* **Data records**:
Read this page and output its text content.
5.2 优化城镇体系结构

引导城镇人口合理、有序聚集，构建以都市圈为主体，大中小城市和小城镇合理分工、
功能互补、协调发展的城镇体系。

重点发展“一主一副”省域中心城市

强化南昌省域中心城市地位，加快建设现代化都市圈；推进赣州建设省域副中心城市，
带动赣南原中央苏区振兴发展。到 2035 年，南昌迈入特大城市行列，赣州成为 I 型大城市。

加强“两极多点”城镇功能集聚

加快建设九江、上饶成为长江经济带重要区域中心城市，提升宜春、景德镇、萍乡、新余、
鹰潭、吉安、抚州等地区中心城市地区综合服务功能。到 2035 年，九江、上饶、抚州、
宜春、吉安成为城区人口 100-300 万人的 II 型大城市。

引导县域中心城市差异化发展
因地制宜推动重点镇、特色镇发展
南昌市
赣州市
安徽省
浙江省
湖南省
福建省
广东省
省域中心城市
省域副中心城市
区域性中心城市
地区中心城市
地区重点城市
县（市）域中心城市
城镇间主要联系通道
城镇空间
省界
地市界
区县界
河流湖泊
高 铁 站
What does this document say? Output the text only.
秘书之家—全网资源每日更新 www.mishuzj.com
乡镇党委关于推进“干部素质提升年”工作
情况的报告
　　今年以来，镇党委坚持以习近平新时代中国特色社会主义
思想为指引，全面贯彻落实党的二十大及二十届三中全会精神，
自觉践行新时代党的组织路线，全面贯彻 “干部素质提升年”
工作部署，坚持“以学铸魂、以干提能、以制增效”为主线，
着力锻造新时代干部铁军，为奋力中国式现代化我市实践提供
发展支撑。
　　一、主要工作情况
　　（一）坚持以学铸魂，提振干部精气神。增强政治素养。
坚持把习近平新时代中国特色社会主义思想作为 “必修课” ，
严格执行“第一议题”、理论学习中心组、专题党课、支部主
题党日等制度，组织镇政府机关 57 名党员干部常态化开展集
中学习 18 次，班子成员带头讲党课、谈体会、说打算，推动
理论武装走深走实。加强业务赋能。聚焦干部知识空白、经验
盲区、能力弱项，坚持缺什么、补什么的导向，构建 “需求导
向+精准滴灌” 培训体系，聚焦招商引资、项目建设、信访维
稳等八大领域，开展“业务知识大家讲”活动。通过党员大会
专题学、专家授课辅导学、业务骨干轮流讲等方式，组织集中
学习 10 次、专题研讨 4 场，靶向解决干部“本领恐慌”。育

* **Exercise objective**: Give back the whole listing exactly as it reads.

* **Solution for this task**:
Read this page and output its text content.
5.2 优化城镇体系结构

引导城镇人口合理、有序聚集，构建以都市圈为主体，大中小城市和小城镇合理分工、
功能互补、协调发展的城镇体系。

重点发展“一主一副”省域中心城市

强化南昌省域中心城市地位，加快建设现代化都市圈；推进赣州建设省域副中心城市，
带动赣南原中央苏区振兴发展。到 2035 年，南昌迈入特大城市行列，赣州成为 I 型大城市。

加强“两极多点”城镇功能集聚

加快建设九江、上饶成为长江经济带重要区域中心城市，提升宜春、景德镇、萍乡、新余、
鹰潭、吉安、抚州等地区中心城市地区综合服务功能。到 2035 年，九江、上饶、抚州、
宜春、吉安成为城区人口 100-300 万人的 II 型大城市。

引导县域中心城市差异化发展
因地制宜推动重点镇、特色镇发展
南昌市
赣州市
安徽省
浙江省
湖南省
福建省
广东省
省域中心城市
省域副中心城市
区域性中心城市
地区中心城市
地区重点城市
县（市）域中心城市
城镇间主要联系通道
城镇空间
省界
地市界
区县界
河流湖泊
高 铁 站
What does this document say? Output the text only.
秘书之家—全网资源每日更新 www.mishuzj.com
乡镇党委关于推进“干部素质提升年”工作
情况的报告
　　今年以来，镇党委坚持以习近平新时代中国特色社会主义
思想为指引，全面贯彻落实党的二十大及二十届三中全会精神，
自觉践行新时代党的组织路线，全面贯彻 “干部素质提升年”
工作部署，坚持“以学铸魂、以干提能、以制增效”为主线，
着力锻造新时代干部铁军，为奋力中国式现代化我市实践提供
发展支撑。
　　一、主要工作情况
　　（一）坚持以学铸魂，提振干部精气神。增强政治素养。
坚持把习近平新时代中国特色社会主义思想作为 “必修课” ，
严格执行“第一议题”、理论学习中心组、专题党课、支部主
题党日等制度，组织镇政府机关 57 名党员干部常态化开展集
中学习 18 次，班子成员带头讲党课、谈体会、说打算，推动
理论武装走深走实。加强业务赋能。聚焦干部知识空白、经验
盲区、能力弱项，坚持缺什么、补什么的导向，构建 “需求导
向+精准滴灌” 培训体系，聚焦招商引资、项目建设、信访维
稳等八大领域，开展“业务知识大家讲”活动。通过党员大会
专题学、专家授课辅导学、业务骨干轮流讲等方式，组织集中
学习 10 次、专题研讨 4 场，靶向解决干部“本领恐慌”。育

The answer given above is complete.